### [Directions]
Leaving out all pictures, transcribe exactly the lines between the line with "Transcribe the text in this document." and the last line of the records below, both included.

Dataset items
-=-=-

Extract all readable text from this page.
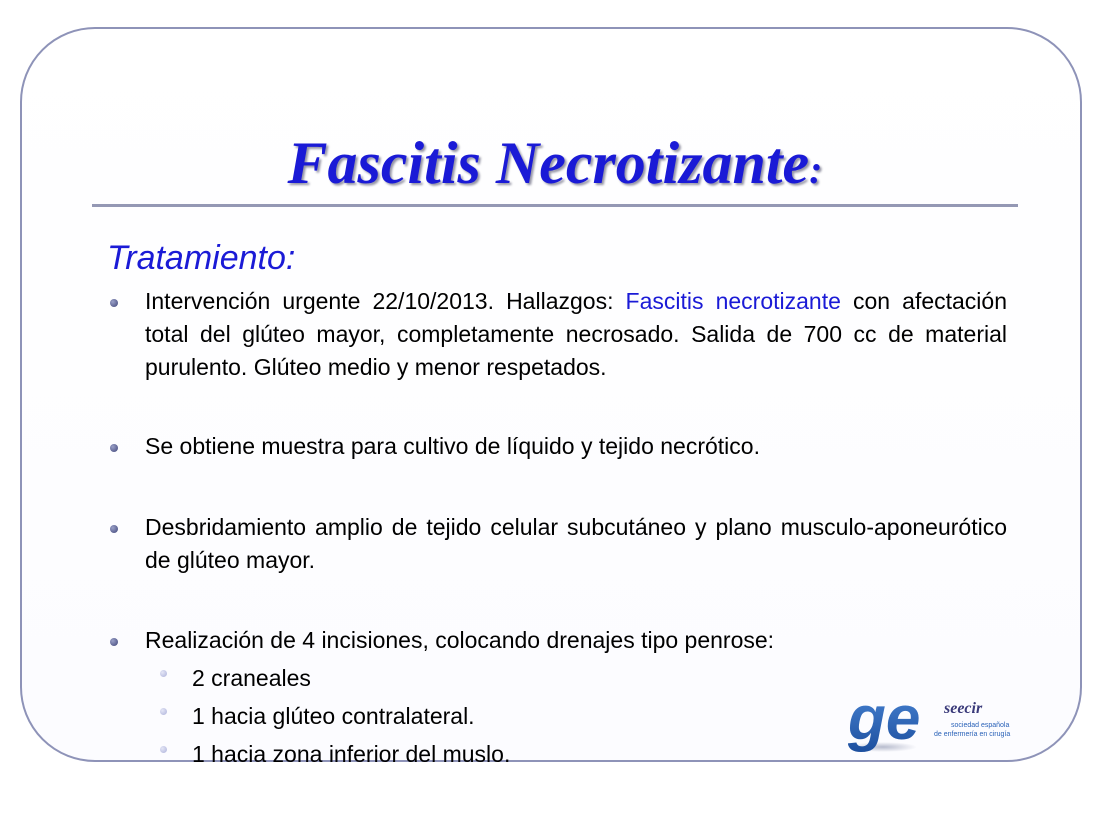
Fascitis Necrotizante:
Tratamiento:

Intervención urgente 22/10/2013. Hallazgos: Fascitis necrotizante con afectación total del glúteo mayor, completamente necrosado. Salida de 700 cc de material purulento. Glúteo medio y menor respetados.

Se obtiene muestra para cultivo de líquido y tejido necrótico.

Desbridamiento amplio de tejido celular subcutáneo y plano musculo-aponeurótico de glúteo mayor.

Realización de 4 incisiones, colocando drenajes tipo penrose:

2 craneales
1 hacia glúteo contralateral.
1 hacia zona inferior del muslo.
ge seecir
sociedad española
de enfermería en cirugía
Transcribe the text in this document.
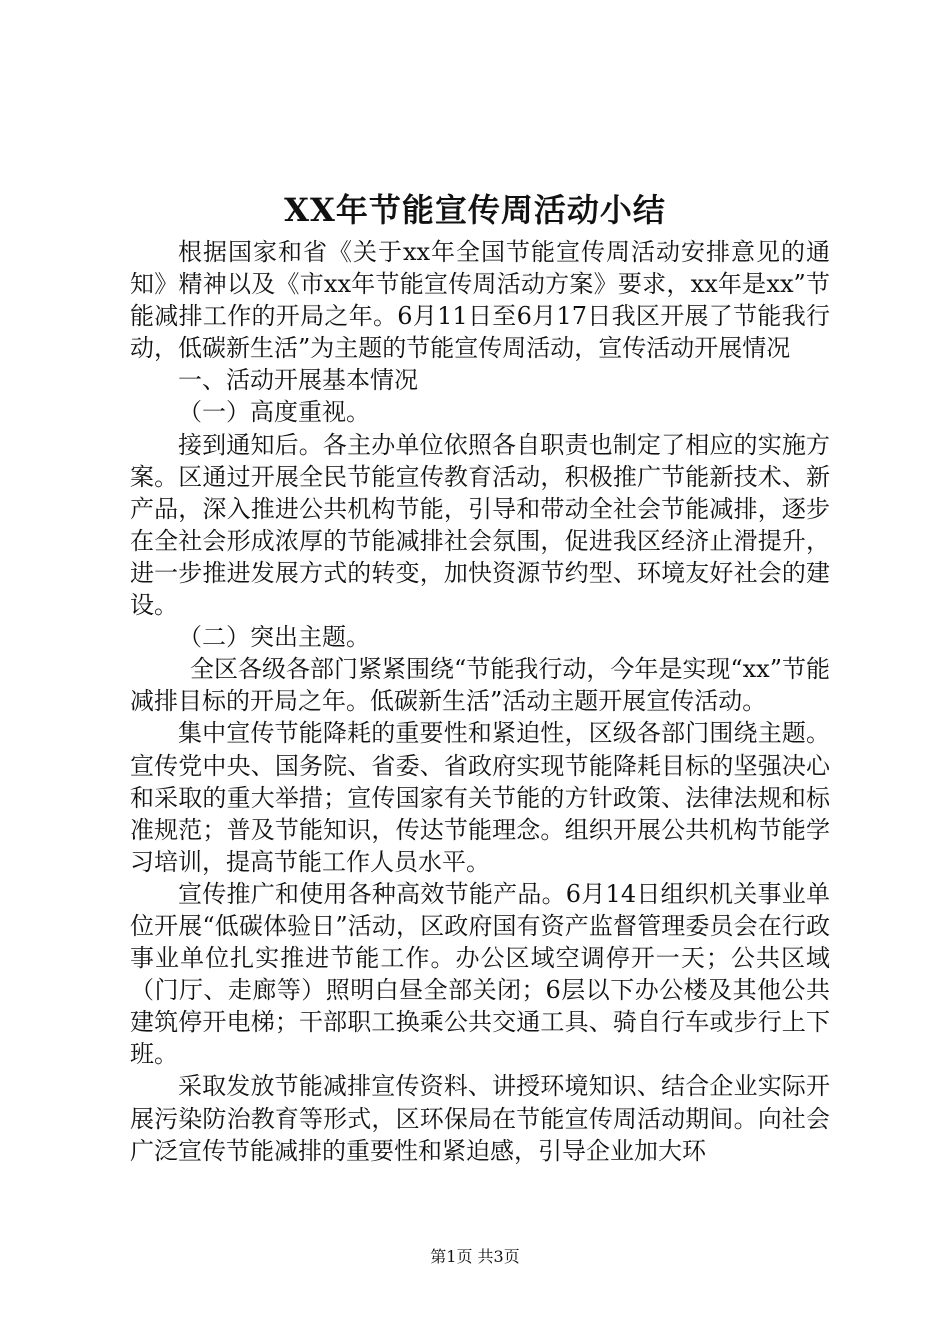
XX年节能宣传周活动小结

根据国家和省《关于xx年全国节能宣传周活动安排意见的通知》精神以及《市xx年节能宣传周活动方案》要求，xx年是xx”节能减排工作的开局之年。6月11日至6月17日我区开展了节能我行动，低碳新生活”为主题的节能宣传周活动，宣传活动开展情况

一、活动开展基本情况

（一）高度重视。

接到通知后。各主办单位依照各自职责也制定了相应的实施方案。区通过开展全民节能宣传教育活动，积极推广节能新技术、新产品，深入推进公共机构节能，引导和带动全社会节能减排，逐步在全社会形成浓厚的节能减排社会氛围，促进我区经济止滑提升，进一步推进发展方式的转变，加快资源节约型、环境友好社会的建设。

（二）突出主题。

全区各级各部门紧紧围绕“节能我行动，今年是实现“xx”节能减排目标的开局之年。低碳新生活”活动主题开展宣传活动。

集中宣传节能降耗的重要性和紧迫性，区级各部门围绕主题。宣传党中央、国务院、省委、省政府实现节能降耗目标的坚强决心和采取的重大举措；宣传国家有关节能的方针政策、法律法规和标准规范；普及节能知识，传达节能理念。组织开展公共机构节能学习培训，提高节能工作人员水平。

宣传推广和使用各种高效节能产品。6月14日组织机关事业单位开展“低碳体验日”活动，区政府国有资产监督管理委员会在行政事业单位扎实推进节能工作。办公区域空调停开一天；公共区域（门厅、走廊等）照明白昼全部关闭；6层以下办公楼及其他公共建筑停开电梯；干部职工换乘公共交通工具、骑自行车或步行上下班。

采取发放节能减排宣传资料、讲授环境知识、结合企业实际开展污染防治教育等形式，区环保局在节能宣传周活动期间。向社会广泛宣传节能减排的重要性和紧迫感，引导企业加大环

第1页 共3页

-=-=-

### [The response]
Transcribe the text in this document.
XX年节能宣传周活动小结

根据国家和省《关于xx年全国节能宣传周活动安排意见的通知》精神以及《市xx年节能宣传周活动方案》要求，xx年是xx”节能减排工作的开局之年。6月11日至6月17日我区开展了节能我行动，低碳新生活”为主题的节能宣传周活动，宣传活动开展情况

一、活动开展基本情况

（一）高度重视。

接到通知后。各主办单位依照各自职责也制定了相应的实施方案。区通过开展全民节能宣传教育活动，积极推广节能新技术、新产品，深入推进公共机构节能，引导和带动全社会节能减排，逐步在全社会形成浓厚的节能减排社会氛围，促进我区经济止滑提升，进一步推进发展方式的转变，加快资源节约型、环境友好社会的建设。

（二）突出主题。

全区各级各部门紧紧围绕“节能我行动，今年是实现“xx”节能减排目标的开局之年。低碳新生活”活动主题开展宣传活动。

集中宣传节能降耗的重要性和紧迫性，区级各部门围绕主题。宣传党中央、国务院、省委、省政府实现节能降耗目标的坚强决心和采取的重大举措；宣传国家有关节能的方针政策、法律法规和标准规范；普及节能知识，传达节能理念。组织开展公共机构节能学习培训，提高节能工作人员水平。

宣传推广和使用各种高效节能产品。6月14日组织机关事业单位开展“低碳体验日”活动，区政府国有资产监督管理委员会在行政事业单位扎实推进节能工作。办公区域空调停开一天；公共区域（门厅、走廊等）照明白昼全部关闭；6层以下办公楼及其他公共建筑停开电梯；干部职工换乘公共交通工具、骑自行车或步行上下班。

采取发放节能减排宣传资料、讲授环境知识、结合企业实际开展污染防治教育等形式，区环保局在节能宣传周活动期间。向社会广泛宣传节能减排的重要性和紧迫感，引导企业加大环

第1页 共3页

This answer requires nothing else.